▶ [Goal] Gather each line in the entries that includes the string "Shiitake".

═══ Material provided ═══

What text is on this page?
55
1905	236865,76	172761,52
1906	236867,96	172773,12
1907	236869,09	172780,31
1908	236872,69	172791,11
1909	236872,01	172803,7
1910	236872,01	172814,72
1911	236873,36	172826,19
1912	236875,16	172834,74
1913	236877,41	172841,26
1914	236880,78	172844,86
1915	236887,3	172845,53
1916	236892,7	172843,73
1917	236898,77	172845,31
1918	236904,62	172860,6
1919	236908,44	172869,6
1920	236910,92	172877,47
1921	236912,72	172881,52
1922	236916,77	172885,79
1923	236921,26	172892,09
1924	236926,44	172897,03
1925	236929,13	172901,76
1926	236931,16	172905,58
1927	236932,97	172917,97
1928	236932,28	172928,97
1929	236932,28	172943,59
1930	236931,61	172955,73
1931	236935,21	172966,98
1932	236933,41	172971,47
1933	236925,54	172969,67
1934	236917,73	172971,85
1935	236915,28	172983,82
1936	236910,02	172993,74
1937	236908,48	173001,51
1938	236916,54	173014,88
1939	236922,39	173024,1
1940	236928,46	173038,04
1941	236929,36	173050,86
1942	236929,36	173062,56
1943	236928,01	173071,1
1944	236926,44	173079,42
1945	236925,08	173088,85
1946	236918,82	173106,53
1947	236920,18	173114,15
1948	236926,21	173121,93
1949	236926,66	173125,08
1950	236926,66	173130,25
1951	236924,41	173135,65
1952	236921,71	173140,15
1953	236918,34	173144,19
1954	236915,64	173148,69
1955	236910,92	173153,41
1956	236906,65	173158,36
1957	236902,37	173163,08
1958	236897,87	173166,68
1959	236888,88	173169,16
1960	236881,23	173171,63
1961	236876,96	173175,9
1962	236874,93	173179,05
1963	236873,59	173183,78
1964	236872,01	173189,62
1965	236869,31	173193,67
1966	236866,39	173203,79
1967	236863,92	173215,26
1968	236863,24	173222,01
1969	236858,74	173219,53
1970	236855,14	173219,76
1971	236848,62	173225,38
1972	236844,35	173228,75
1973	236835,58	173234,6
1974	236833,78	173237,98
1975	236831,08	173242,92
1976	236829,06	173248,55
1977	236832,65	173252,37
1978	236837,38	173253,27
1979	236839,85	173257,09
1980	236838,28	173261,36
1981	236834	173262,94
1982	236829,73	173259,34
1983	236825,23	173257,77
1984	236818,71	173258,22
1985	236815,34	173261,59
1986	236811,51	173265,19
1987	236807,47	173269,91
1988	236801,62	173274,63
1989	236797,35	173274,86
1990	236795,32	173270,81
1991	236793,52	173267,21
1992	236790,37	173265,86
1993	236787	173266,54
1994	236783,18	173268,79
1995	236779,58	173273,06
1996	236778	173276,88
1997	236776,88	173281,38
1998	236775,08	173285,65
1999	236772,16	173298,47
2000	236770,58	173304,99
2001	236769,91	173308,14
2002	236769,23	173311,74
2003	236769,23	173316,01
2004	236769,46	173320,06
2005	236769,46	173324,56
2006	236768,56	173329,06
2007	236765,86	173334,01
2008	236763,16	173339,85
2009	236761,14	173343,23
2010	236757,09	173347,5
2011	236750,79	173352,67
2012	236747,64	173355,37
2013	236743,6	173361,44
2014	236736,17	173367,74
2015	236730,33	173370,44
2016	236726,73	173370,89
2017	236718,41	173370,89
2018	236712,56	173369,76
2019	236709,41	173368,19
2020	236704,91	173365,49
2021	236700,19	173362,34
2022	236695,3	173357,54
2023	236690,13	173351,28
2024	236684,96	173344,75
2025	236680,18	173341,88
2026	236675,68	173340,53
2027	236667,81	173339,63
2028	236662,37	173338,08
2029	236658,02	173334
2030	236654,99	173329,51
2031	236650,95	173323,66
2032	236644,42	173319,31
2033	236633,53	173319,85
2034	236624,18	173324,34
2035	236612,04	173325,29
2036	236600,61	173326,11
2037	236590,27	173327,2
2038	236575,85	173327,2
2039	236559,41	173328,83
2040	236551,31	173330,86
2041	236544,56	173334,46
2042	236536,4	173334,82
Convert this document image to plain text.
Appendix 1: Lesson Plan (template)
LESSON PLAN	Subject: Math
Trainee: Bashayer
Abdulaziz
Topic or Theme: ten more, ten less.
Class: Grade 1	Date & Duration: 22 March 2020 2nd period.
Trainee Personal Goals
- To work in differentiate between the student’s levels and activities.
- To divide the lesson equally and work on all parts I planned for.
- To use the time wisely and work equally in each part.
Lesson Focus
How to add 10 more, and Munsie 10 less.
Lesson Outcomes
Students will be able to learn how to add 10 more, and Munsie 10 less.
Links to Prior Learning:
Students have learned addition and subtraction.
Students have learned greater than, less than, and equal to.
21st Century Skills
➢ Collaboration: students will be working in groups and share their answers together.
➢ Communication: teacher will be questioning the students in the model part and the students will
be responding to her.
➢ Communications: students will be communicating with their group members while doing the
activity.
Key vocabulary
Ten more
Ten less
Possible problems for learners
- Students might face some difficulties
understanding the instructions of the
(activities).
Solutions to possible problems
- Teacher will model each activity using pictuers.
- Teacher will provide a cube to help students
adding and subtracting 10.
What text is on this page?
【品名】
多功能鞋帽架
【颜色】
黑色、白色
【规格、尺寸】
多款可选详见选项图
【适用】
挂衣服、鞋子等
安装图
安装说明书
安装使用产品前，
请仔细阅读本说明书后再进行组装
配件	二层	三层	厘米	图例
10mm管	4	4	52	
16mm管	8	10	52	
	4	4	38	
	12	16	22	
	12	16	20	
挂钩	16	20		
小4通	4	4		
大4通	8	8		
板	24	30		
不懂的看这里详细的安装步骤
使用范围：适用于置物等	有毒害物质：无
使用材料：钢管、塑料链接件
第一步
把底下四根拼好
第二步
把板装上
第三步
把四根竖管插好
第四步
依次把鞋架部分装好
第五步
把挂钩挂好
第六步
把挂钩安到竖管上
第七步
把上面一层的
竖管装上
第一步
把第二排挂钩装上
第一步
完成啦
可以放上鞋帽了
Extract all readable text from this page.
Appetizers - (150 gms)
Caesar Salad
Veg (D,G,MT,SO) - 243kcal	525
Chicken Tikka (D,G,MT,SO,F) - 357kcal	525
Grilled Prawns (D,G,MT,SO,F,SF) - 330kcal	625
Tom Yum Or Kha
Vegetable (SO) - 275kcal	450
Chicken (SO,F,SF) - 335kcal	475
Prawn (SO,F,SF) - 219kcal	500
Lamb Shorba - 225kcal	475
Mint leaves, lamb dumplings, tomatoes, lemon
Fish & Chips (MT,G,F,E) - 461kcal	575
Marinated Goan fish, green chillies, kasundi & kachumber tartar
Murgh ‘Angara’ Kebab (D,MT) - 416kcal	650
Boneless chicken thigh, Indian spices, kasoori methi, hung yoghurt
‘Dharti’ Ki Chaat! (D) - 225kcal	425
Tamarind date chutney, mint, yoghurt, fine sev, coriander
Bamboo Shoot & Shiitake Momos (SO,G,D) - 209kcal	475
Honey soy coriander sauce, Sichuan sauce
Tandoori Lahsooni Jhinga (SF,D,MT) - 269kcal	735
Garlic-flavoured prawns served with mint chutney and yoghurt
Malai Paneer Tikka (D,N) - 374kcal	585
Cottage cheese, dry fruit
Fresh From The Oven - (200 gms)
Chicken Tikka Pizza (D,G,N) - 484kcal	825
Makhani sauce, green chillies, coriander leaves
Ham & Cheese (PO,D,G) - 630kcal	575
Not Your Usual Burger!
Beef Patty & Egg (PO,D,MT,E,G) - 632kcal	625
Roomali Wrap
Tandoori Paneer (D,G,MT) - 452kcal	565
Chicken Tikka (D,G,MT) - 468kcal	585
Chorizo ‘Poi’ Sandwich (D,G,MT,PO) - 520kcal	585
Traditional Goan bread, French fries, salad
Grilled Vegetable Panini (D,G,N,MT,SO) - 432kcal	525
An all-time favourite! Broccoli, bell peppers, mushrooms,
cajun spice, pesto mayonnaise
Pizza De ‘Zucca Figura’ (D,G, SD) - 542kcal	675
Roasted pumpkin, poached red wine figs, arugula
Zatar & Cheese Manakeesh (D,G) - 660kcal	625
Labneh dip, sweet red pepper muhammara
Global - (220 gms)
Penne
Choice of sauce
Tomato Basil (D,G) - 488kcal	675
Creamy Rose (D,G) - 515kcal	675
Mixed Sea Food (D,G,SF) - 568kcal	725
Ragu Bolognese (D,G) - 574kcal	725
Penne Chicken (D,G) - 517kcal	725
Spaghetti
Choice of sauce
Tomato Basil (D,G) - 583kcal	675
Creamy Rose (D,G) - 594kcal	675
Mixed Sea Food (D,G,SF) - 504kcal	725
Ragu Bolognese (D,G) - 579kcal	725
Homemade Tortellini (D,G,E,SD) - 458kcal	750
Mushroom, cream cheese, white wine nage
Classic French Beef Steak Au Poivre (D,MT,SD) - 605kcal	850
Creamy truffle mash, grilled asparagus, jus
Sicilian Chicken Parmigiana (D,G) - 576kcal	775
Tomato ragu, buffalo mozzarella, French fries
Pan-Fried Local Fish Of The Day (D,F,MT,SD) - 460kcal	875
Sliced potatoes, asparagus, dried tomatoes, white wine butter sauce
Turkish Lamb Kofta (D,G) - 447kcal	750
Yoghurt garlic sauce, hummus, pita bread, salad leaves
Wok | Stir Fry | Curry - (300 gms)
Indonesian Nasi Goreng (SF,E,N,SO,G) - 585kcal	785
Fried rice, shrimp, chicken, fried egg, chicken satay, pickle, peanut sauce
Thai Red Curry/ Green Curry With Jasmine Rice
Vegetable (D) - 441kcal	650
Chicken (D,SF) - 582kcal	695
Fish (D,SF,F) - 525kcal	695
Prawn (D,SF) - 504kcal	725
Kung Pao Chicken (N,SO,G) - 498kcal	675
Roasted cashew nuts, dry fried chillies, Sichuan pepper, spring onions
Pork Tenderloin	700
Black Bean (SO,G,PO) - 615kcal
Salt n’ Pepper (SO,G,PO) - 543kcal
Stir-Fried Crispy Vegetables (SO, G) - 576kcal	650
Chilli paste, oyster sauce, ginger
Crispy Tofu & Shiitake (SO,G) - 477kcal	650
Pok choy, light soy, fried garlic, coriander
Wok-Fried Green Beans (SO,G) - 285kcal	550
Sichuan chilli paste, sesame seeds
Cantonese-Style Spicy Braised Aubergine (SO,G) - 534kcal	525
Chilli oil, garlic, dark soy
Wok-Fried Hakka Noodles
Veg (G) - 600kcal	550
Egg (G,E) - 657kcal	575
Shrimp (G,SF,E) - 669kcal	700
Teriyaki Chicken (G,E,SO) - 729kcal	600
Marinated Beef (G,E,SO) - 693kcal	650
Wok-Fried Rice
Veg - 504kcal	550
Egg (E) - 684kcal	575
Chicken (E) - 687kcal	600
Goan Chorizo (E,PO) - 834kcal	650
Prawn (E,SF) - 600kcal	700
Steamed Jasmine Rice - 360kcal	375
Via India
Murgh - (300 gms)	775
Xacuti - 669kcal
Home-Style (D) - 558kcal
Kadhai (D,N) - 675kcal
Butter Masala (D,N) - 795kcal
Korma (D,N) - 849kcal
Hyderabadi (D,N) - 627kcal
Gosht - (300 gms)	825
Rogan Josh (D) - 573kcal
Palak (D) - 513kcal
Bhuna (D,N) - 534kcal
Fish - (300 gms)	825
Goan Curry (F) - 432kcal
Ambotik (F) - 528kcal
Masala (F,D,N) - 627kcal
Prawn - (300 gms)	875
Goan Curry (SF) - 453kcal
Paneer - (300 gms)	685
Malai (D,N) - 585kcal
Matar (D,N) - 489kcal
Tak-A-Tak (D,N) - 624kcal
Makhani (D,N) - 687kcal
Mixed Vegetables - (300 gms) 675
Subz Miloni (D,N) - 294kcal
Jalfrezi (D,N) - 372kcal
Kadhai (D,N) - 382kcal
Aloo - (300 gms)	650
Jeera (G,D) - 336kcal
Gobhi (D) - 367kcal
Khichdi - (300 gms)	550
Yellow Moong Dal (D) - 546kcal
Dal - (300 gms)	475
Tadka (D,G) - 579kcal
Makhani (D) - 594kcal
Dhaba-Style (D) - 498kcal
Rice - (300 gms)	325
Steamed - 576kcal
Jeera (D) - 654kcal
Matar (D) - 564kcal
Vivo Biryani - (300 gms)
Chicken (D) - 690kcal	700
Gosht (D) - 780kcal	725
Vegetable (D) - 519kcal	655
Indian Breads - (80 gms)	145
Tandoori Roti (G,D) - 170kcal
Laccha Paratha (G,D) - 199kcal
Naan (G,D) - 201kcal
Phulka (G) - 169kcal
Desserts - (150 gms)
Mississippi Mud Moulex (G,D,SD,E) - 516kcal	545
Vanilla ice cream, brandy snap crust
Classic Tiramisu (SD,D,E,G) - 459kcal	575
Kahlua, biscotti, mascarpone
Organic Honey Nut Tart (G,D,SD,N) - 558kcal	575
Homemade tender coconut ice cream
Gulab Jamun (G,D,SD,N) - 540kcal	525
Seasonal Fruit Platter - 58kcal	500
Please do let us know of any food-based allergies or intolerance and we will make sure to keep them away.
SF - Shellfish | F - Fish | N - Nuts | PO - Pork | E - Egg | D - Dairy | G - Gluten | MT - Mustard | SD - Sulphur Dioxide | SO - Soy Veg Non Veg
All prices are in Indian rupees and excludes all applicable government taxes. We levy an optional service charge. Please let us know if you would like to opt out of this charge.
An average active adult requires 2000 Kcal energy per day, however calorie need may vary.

═══

▶ [Exercise solution]
Bamboo Shoot & Shiitake Momos (SO,G,D) - 209kcal	475
Crispy Tofu & Shiitake (SO,G) - 477kcal	650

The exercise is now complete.